In the entries below, identify every line with the string "TradingView" and copy it.

·····

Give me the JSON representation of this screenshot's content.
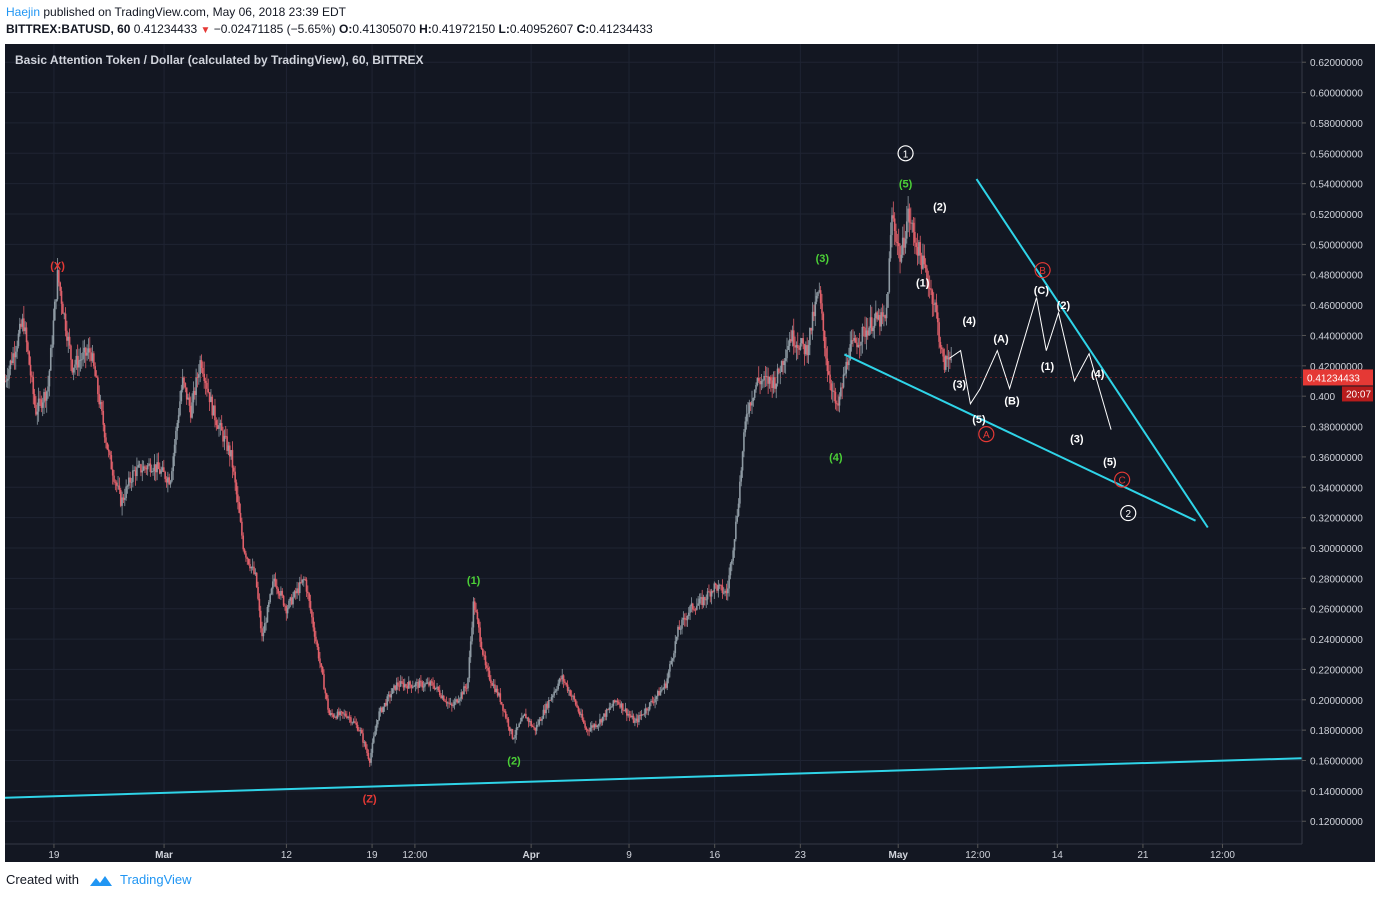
{
  "header": {
    "author": "Haejin",
    "published_text": "published on TradingView.com, May 06, 2018 23:39 EDT",
    "symbol": "BITTREX:BATUSD, 60",
    "last": "0.41234433",
    "change": "−0.02471185 (−5.65%)",
    "o_label": "O:",
    "o": "0.41305070",
    "h_label": "H:",
    "h": "0.41972150",
    "l_label": "L:",
    "l": "0.40952607",
    "c_label": "C:",
    "c": "0.41234433"
  },
  "footer": {
    "created_with": "Created with",
    "brand": "TradingView"
  },
  "colors": {
    "background": "#131722",
    "grid": "#1f2433",
    "up": "#8e9aa3",
    "down": "#e0606a",
    "trendline": "#2fd4e8",
    "label_white": "#ffffff",
    "label_green": "#4cd137",
    "label_red": "#e53935",
    "price_badge": "#e53935"
  },
  "chart_data": {
    "type": "candlestick",
    "title": "Basic Attention Token / Dollar (calculated by TradingView), 60, BITTREX",
    "y_range": [
      0.105,
      0.632
    ],
    "y_ticks": [
      "0.62000000",
      "0.60000000",
      "0.58000000",
      "0.56000000",
      "0.54000000",
      "0.52000000",
      "0.50000000",
      "0.48000000",
      "0.46000000",
      "0.44000000",
      "0.42000000",
      "0.400",
      "0.38000000",
      "0.36000000",
      "0.34000000",
      "0.32000000",
      "0.30000000",
      "0.28000000",
      "0.26000000",
      "0.24000000",
      "0.22000000",
      "0.20000000",
      "0.18000000",
      "0.16000000",
      "0.14000000",
      "0.12000000"
    ],
    "x_ticks": [
      {
        "t": 6,
        "label": "19"
      },
      {
        "t": 15,
        "label": "Mar"
      },
      {
        "t": 25,
        "label": "12"
      },
      {
        "t": 32,
        "label": "19"
      },
      {
        "t": 35.5,
        "label": "12:00"
      },
      {
        "t": 45,
        "label": "Apr"
      },
      {
        "t": 53,
        "label": "9"
      },
      {
        "t": 60,
        "label": "16"
      },
      {
        "t": 67,
        "label": "23"
      },
      {
        "t": 75,
        "label": "May"
      },
      {
        "t": 81.5,
        "label": "12:00"
      },
      {
        "t": 88,
        "label": "14"
      },
      {
        "t": 95,
        "label": "21"
      },
      {
        "t": 101.5,
        "label": "12:00"
      }
    ],
    "x_range": [
      2,
      108
    ],
    "price_path": [
      [
        2,
        0.41
      ],
      [
        3.5,
        0.45
      ],
      [
        4.5,
        0.39
      ],
      [
        5.5,
        0.405
      ],
      [
        6.3,
        0.48
      ],
      [
        7.5,
        0.42
      ],
      [
        9,
        0.43
      ],
      [
        10.5,
        0.36
      ],
      [
        11.5,
        0.33
      ],
      [
        12.5,
        0.35
      ],
      [
        14,
        0.355
      ],
      [
        15.5,
        0.345
      ],
      [
        16.5,
        0.41
      ],
      [
        17.2,
        0.39
      ],
      [
        18,
        0.425
      ],
      [
        19,
        0.39
      ],
      [
        20.5,
        0.36
      ],
      [
        21.5,
        0.3
      ],
      [
        22.5,
        0.28
      ],
      [
        23,
        0.24
      ],
      [
        24,
        0.28
      ],
      [
        25,
        0.26
      ],
      [
        26.5,
        0.28
      ],
      [
        27.5,
        0.235
      ],
      [
        28.5,
        0.19
      ],
      [
        30,
        0.19
      ],
      [
        31,
        0.18
      ],
      [
        31.8,
        0.16
      ],
      [
        32.5,
        0.19
      ],
      [
        34,
        0.21
      ],
      [
        35.5,
        0.21
      ],
      [
        37,
        0.21
      ],
      [
        38.5,
        0.195
      ],
      [
        39.8,
        0.21
      ],
      [
        40.3,
        0.265
      ],
      [
        41.3,
        0.22
      ],
      [
        42.5,
        0.2
      ],
      [
        43.5,
        0.175
      ],
      [
        44.5,
        0.19
      ],
      [
        45.3,
        0.18
      ],
      [
        46.5,
        0.2
      ],
      [
        47.5,
        0.215
      ],
      [
        48.5,
        0.2
      ],
      [
        49.5,
        0.18
      ],
      [
        50.5,
        0.185
      ],
      [
        52,
        0.2
      ],
      [
        53.5,
        0.185
      ],
      [
        55,
        0.2
      ],
      [
        56,
        0.21
      ],
      [
        57,
        0.245
      ],
      [
        58,
        0.26
      ],
      [
        59,
        0.265
      ],
      [
        60,
        0.275
      ],
      [
        61,
        0.27
      ],
      [
        61.8,
        0.32
      ],
      [
        62.6,
        0.39
      ],
      [
        63.5,
        0.41
      ],
      [
        65,
        0.41
      ],
      [
        66.2,
        0.44
      ],
      [
        67.5,
        0.43
      ],
      [
        68.5,
        0.47
      ],
      [
        69.2,
        0.42
      ],
      [
        70,
        0.39
      ],
      [
        71,
        0.43
      ],
      [
        72,
        0.44
      ],
      [
        73,
        0.45
      ],
      [
        74,
        0.45
      ],
      [
        74.5,
        0.52
      ],
      [
        75.2,
        0.49
      ],
      [
        75.8,
        0.52
      ],
      [
        76.5,
        0.5
      ],
      [
        77.3,
        0.48
      ],
      [
        78,
        0.46
      ],
      [
        78.7,
        0.42
      ],
      [
        79.4,
        0.43
      ]
    ],
    "projection_path": [
      [
        79.2,
        0.425
      ],
      [
        80.1,
        0.43
      ],
      [
        80.9,
        0.395
      ],
      [
        81.7,
        0.405
      ],
      [
        83.1,
        0.43
      ],
      [
        84.1,
        0.405
      ],
      [
        86.3,
        0.465
      ],
      [
        87.1,
        0.43
      ],
      [
        88.1,
        0.455
      ],
      [
        89.4,
        0.41
      ],
      [
        90.6,
        0.428
      ],
      [
        92.4,
        0.378
      ]
    ],
    "trendlines": [
      {
        "name": "lower-support",
        "from": [
          2,
          0.1355
        ],
        "to": [
          108,
          0.1615
        ]
      },
      {
        "name": "wedge-upper",
        "from": [
          81.4,
          0.543
        ],
        "to": [
          100.3,
          0.3135
        ]
      },
      {
        "name": "wedge-lower",
        "from": [
          70.6,
          0.4275
        ],
        "to": [
          99.3,
          0.318
        ]
      }
    ],
    "wave_labels": [
      {
        "text": "(X)",
        "t": 6.3,
        "v": 0.486,
        "color": "red"
      },
      {
        "text": "(Z)",
        "t": 31.8,
        "v": 0.135,
        "color": "red"
      },
      {
        "text": "(1)",
        "t": 40.3,
        "v": 0.279,
        "color": "green"
      },
      {
        "text": "(2)",
        "t": 43.6,
        "v": 0.16,
        "color": "green"
      },
      {
        "text": "(3)",
        "t": 68.8,
        "v": 0.491,
        "color": "green"
      },
      {
        "text": "(4)",
        "t": 69.9,
        "v": 0.36,
        "color": "green"
      },
      {
        "text": "(5)",
        "t": 75.6,
        "v": 0.54,
        "color": "green"
      },
      {
        "text": "(1)",
        "t": 77.0,
        "v": 0.475,
        "color": "white"
      },
      {
        "text": "(2)",
        "t": 78.4,
        "v": 0.525,
        "color": "white"
      },
      {
        "text": "(3)",
        "t": 80.0,
        "v": 0.408,
        "color": "white"
      },
      {
        "text": "(4)",
        "t": 80.8,
        "v": 0.45,
        "color": "white"
      },
      {
        "text": "(5)",
        "t": 81.6,
        "v": 0.385,
        "color": "white"
      },
      {
        "text": "(A)",
        "t": 83.4,
        "v": 0.438,
        "color": "white"
      },
      {
        "text": "(B)",
        "t": 84.3,
        "v": 0.397,
        "color": "white"
      },
      {
        "text": "(C)",
        "t": 86.7,
        "v": 0.47,
        "color": "white"
      },
      {
        "text": "(1)",
        "t": 87.2,
        "v": 0.42,
        "color": "white"
      },
      {
        "text": "(2)",
        "t": 88.5,
        "v": 0.46,
        "color": "white"
      },
      {
        "text": "(3)",
        "t": 89.6,
        "v": 0.372,
        "color": "white"
      },
      {
        "text": "(4)",
        "t": 91.3,
        "v": 0.415,
        "color": "white"
      },
      {
        "text": "(5)",
        "t": 92.3,
        "v": 0.357,
        "color": "white"
      }
    ],
    "circled_labels": [
      {
        "text": "1",
        "t": 75.6,
        "v": 0.56,
        "color": "white"
      },
      {
        "text": "2",
        "t": 93.8,
        "v": 0.323,
        "color": "white"
      },
      {
        "text": "A",
        "t": 82.2,
        "v": 0.375,
        "color": "red"
      },
      {
        "text": "B",
        "t": 86.8,
        "v": 0.483,
        "color": "red"
      },
      {
        "text": "C",
        "t": 93.3,
        "v": 0.345,
        "color": "red"
      }
    ],
    "last_price": {
      "value": "0.41234433",
      "v": 0.41234,
      "countdown": "20:07"
    }
  }
}
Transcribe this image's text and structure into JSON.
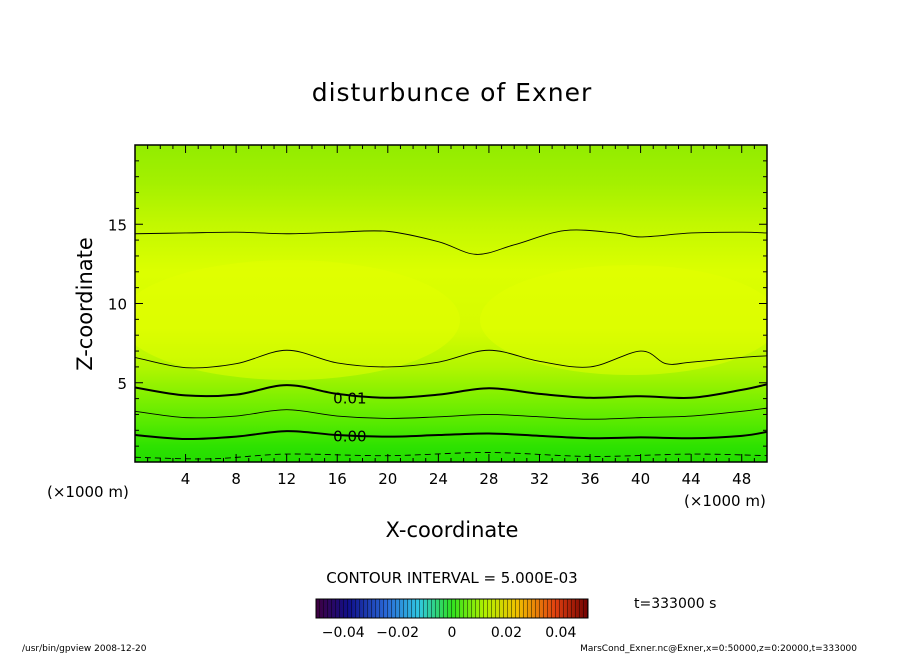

·····

» **WORKED SOLUTION**:
    "published_text": "published on TradingView.com, May 06, 2018 23:39 EDT",
    "brand": "TradingView"
    "title": "Basic Attention Token / Dollar (calculated by TradingView), 60, BITTREX",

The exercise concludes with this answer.